▶ [EXERCISE OBJECTIVE] For each line in the data below that holds "this", return a copy.

(Stored records)

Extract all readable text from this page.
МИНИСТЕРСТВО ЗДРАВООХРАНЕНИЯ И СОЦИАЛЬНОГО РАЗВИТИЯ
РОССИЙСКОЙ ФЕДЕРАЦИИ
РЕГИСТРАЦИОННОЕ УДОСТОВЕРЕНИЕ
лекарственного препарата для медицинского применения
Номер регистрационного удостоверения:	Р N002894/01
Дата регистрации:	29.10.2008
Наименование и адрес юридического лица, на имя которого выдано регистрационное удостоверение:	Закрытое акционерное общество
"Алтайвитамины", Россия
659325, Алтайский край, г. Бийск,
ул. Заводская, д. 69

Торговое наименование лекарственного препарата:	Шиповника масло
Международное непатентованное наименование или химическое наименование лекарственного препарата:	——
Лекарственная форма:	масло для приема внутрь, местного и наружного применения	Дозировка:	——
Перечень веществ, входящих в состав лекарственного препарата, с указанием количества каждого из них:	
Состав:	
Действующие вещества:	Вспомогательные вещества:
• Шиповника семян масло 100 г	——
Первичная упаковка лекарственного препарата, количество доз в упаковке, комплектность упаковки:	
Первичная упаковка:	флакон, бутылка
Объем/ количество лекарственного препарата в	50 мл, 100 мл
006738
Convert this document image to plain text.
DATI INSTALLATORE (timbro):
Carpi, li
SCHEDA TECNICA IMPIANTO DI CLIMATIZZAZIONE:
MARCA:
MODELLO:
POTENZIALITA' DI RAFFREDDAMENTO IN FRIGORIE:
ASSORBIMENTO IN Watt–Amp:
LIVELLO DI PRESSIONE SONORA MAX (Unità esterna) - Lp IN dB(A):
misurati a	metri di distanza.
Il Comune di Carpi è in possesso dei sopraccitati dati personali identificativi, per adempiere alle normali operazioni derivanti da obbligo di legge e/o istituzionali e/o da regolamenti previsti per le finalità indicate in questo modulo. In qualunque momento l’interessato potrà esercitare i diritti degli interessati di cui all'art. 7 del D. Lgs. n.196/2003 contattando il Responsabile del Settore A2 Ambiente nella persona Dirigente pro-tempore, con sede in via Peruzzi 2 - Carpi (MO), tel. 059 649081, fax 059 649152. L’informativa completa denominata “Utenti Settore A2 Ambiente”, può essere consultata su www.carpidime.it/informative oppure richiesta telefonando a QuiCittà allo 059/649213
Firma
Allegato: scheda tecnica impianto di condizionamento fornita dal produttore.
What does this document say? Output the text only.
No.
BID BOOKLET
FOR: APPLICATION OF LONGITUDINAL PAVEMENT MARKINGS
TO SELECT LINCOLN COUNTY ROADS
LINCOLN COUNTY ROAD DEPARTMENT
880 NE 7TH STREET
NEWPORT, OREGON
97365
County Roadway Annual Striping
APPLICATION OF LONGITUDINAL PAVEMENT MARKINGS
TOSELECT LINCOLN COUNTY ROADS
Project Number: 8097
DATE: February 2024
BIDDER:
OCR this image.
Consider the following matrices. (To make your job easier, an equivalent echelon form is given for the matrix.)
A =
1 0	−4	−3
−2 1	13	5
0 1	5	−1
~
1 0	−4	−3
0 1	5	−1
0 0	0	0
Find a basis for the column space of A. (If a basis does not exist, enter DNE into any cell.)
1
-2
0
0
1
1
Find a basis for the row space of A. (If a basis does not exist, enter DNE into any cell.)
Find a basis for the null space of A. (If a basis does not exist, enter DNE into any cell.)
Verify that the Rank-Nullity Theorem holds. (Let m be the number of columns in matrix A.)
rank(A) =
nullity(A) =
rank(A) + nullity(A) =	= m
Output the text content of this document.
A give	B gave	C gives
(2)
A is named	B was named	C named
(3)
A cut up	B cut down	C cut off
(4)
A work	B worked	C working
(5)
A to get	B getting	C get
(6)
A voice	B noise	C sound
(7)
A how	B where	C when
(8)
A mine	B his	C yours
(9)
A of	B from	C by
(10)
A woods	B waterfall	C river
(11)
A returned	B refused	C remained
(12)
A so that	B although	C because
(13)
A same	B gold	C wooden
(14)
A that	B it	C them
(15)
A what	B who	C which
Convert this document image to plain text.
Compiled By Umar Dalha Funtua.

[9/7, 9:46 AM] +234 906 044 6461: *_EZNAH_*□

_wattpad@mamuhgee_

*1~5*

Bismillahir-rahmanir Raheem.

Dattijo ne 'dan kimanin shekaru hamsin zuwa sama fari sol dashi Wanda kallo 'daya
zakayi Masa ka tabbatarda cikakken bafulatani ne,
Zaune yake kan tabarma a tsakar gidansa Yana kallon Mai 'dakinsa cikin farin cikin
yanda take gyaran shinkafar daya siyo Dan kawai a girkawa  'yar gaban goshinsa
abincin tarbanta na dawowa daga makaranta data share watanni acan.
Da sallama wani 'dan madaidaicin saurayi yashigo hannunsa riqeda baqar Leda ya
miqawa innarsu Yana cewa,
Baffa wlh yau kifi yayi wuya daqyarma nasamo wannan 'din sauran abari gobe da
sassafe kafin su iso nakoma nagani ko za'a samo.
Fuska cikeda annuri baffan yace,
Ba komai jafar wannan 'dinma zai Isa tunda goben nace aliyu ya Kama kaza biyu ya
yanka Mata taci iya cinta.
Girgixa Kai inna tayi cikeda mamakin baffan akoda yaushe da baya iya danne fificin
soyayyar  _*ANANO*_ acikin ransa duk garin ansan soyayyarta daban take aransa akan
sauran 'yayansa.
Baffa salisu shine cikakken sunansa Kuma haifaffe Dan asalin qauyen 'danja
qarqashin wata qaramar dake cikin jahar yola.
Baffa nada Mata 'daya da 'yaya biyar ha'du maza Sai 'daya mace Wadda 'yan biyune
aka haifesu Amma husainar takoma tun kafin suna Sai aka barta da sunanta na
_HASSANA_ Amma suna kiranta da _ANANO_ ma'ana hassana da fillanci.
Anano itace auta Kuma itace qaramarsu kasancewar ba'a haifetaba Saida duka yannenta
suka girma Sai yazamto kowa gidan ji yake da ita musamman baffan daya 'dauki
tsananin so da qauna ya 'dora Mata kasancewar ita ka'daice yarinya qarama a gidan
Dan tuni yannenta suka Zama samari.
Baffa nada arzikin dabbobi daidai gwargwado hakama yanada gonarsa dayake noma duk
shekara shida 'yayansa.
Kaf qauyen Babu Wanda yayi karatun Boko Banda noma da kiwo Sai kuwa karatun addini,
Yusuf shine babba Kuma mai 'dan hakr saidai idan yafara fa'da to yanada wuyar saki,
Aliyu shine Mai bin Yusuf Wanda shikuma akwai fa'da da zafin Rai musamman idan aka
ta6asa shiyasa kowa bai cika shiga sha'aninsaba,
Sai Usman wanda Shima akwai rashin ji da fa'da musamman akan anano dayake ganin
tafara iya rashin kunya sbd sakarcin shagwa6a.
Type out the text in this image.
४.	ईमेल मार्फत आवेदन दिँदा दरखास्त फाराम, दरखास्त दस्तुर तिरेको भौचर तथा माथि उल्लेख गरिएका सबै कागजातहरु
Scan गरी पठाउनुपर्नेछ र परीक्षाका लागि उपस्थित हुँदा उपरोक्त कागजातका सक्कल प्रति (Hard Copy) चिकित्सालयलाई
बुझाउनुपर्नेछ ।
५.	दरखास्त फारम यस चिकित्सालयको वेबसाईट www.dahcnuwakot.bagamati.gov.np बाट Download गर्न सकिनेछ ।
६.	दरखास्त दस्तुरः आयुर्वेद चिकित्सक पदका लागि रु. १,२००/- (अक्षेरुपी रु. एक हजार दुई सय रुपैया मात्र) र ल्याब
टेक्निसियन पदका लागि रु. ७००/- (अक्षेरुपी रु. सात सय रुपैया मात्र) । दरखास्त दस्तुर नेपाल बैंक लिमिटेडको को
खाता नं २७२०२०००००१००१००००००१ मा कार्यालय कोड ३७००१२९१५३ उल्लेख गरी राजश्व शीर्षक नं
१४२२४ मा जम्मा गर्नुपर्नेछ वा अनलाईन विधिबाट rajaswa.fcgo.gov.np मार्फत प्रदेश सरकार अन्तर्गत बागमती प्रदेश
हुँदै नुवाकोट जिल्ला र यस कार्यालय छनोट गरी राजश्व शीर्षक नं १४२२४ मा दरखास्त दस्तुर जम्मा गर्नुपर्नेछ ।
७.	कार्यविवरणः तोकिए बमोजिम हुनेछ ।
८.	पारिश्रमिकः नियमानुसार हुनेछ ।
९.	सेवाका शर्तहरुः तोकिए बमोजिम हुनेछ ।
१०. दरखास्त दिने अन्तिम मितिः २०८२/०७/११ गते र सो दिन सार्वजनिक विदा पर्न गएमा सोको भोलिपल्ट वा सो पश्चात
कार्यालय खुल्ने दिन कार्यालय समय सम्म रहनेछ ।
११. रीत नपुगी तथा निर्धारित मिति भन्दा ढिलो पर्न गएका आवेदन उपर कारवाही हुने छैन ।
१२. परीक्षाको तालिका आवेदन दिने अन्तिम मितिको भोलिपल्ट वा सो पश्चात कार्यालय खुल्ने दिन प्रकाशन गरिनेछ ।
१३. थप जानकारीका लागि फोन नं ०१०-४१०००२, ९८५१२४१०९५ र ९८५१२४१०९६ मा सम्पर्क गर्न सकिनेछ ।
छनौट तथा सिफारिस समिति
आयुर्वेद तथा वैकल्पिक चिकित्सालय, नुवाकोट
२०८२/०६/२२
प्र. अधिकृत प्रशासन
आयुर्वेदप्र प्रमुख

▶ [EXPECTED OUTPUT]
Extract all readable text from this page.
Convert this document image to plain text.
What does this document say? Output the text only.
OCR this image.
Output the text content of this document.
Convert this document image to plain text.
Type out the text in this image.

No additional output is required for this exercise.